- _WHAT YOU HAVE TO DO_: Do any lines in the data below contain "الآية"? If so, copy every one of them.

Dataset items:
──────────

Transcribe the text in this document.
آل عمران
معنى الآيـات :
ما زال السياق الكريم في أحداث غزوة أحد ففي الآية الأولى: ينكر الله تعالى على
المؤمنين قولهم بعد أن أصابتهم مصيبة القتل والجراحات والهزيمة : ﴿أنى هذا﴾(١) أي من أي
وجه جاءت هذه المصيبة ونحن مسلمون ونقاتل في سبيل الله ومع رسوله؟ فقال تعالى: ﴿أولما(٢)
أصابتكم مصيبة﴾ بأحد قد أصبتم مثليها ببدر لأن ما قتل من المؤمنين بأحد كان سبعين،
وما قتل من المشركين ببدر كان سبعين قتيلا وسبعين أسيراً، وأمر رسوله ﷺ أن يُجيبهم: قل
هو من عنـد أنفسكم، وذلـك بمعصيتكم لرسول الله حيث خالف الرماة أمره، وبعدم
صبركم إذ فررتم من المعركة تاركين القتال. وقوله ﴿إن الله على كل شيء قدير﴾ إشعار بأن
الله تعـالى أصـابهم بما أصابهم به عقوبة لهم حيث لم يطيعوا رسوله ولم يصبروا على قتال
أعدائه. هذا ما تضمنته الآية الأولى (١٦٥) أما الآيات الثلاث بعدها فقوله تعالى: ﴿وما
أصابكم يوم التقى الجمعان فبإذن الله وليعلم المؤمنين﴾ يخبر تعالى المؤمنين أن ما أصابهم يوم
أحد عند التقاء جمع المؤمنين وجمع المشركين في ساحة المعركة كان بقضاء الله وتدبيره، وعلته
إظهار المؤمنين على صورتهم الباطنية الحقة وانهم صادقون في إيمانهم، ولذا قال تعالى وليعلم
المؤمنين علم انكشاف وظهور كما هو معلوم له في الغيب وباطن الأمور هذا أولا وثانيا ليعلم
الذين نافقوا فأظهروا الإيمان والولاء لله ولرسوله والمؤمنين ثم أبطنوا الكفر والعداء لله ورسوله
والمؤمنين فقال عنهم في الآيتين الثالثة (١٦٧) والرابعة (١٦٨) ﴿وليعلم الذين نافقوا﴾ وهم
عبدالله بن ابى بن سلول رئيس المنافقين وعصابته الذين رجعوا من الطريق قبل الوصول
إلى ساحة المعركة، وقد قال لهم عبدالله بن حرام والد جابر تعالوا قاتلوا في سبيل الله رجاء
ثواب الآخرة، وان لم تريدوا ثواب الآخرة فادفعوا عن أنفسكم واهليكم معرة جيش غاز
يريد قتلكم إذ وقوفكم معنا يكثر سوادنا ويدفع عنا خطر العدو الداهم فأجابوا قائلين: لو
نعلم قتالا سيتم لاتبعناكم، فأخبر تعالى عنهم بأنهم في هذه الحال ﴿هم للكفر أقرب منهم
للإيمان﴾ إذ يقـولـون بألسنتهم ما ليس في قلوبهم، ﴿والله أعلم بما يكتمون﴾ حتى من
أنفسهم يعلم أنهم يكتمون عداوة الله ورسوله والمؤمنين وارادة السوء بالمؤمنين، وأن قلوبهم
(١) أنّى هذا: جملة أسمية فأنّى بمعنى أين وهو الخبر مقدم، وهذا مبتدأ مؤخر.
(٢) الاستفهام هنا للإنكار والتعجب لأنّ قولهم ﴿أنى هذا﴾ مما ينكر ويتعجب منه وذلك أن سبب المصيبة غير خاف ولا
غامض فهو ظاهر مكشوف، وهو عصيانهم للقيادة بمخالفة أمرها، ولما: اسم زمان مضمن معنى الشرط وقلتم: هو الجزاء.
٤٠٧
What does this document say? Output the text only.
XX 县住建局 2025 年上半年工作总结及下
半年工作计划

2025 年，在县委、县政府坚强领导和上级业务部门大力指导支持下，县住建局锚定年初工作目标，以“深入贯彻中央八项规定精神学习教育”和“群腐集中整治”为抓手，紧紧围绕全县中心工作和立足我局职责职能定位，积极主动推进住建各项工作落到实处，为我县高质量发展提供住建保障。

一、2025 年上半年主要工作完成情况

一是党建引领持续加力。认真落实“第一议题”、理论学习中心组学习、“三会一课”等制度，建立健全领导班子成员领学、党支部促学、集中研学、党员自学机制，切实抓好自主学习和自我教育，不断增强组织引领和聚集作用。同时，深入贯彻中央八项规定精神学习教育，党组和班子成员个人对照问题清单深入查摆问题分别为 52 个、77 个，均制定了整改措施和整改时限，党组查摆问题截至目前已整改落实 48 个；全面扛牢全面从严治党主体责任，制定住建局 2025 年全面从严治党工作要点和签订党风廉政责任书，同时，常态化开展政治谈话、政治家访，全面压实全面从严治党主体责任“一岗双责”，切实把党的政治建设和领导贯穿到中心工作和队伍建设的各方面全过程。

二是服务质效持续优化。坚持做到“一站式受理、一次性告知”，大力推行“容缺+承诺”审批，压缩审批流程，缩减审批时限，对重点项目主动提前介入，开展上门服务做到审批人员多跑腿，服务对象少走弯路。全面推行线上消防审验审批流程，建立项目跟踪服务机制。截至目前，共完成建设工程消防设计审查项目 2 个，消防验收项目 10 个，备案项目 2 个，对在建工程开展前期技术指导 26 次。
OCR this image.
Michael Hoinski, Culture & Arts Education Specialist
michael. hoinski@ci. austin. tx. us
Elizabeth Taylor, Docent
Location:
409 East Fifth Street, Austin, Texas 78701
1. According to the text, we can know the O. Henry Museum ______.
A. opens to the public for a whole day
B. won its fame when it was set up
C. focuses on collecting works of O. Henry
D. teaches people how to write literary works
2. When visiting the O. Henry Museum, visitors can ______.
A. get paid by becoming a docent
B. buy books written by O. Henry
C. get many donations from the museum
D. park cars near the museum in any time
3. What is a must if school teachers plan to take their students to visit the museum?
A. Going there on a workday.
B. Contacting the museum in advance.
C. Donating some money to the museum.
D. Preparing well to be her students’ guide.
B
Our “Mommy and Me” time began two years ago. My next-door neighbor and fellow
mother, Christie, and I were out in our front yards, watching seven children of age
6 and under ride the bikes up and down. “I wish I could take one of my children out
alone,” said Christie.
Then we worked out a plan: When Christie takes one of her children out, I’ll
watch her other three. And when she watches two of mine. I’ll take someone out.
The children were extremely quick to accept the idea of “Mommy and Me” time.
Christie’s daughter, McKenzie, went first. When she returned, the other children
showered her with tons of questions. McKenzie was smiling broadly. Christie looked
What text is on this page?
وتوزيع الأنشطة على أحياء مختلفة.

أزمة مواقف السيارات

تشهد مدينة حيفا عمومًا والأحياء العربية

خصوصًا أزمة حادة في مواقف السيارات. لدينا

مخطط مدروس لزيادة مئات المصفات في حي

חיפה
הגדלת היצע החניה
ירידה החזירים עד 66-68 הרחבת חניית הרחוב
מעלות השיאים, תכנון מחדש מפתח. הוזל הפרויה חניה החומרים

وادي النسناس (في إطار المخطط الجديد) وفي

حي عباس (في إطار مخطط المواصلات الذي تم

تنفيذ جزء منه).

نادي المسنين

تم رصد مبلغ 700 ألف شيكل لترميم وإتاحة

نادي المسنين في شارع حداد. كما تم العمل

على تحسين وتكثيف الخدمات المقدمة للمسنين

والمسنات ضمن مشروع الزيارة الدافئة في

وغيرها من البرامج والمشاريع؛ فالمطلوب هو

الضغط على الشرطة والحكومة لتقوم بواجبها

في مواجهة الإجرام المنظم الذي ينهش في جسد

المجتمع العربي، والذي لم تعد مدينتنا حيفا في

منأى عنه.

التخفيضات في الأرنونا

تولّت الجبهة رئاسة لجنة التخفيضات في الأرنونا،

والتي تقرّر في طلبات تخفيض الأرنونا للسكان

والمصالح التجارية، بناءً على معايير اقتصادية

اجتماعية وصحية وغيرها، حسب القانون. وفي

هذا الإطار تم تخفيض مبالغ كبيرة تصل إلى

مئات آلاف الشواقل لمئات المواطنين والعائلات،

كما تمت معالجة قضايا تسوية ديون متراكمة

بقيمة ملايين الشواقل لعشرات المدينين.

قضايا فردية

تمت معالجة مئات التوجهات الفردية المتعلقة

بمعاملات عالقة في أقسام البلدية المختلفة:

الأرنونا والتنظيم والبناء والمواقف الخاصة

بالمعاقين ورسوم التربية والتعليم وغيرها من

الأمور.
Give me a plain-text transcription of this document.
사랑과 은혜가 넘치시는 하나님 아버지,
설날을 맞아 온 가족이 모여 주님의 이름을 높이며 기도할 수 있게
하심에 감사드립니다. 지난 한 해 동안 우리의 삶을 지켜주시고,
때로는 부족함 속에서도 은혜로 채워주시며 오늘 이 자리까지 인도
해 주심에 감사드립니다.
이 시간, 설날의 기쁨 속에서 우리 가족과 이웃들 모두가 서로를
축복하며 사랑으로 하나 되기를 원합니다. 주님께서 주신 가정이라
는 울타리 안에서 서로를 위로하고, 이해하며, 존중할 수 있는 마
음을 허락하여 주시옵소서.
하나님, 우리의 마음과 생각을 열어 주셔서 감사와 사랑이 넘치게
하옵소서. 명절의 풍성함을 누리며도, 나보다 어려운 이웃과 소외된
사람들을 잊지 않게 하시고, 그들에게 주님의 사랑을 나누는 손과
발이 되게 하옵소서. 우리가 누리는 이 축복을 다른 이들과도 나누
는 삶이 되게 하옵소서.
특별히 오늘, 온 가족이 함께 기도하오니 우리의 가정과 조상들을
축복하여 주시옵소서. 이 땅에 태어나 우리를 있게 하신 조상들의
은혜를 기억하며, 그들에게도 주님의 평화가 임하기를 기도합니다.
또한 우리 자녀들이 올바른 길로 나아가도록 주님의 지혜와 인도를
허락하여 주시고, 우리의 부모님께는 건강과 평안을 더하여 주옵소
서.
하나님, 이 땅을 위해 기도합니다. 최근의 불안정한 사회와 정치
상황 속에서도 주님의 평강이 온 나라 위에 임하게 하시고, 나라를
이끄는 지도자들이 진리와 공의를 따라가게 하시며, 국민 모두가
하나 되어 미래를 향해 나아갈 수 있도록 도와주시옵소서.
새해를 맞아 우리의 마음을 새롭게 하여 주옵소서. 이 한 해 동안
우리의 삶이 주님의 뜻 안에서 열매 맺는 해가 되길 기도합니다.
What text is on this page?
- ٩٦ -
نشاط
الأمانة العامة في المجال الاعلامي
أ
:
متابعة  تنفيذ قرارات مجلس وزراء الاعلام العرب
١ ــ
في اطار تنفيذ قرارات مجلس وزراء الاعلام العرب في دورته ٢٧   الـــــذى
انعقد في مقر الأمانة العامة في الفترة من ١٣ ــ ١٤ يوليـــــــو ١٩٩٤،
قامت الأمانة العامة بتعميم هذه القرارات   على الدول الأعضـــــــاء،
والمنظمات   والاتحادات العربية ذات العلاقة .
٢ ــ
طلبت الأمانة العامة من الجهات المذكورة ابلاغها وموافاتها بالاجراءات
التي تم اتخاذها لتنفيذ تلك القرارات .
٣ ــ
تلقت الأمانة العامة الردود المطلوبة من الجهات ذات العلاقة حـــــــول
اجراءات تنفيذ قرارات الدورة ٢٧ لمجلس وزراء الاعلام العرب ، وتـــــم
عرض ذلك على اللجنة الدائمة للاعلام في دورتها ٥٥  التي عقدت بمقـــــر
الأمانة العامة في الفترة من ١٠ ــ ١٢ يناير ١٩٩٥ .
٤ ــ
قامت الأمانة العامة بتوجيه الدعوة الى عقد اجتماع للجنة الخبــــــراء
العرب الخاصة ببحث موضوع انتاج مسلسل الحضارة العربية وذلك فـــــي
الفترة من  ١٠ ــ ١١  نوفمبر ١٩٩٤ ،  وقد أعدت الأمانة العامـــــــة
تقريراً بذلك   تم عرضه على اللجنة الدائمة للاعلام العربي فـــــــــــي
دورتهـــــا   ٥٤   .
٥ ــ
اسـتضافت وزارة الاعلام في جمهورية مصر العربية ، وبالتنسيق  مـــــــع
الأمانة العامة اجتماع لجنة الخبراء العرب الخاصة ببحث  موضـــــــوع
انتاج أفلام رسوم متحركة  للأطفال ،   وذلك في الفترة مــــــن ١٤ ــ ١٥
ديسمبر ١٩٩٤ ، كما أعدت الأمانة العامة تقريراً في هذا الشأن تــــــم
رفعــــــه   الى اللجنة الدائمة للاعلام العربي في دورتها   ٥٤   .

──────────

- _RESPONSE TO THIS EXERCISE_:
ما زال السياق الكريم في أحداث غزوة أحد ففي الآية الأولى: ينكر الله تعالى على
أعدائه. هذا ما تضمنته الآية الأولى (١٦٥) أما الآيات الثلاث بعدها فقوله تعالى: ﴿وما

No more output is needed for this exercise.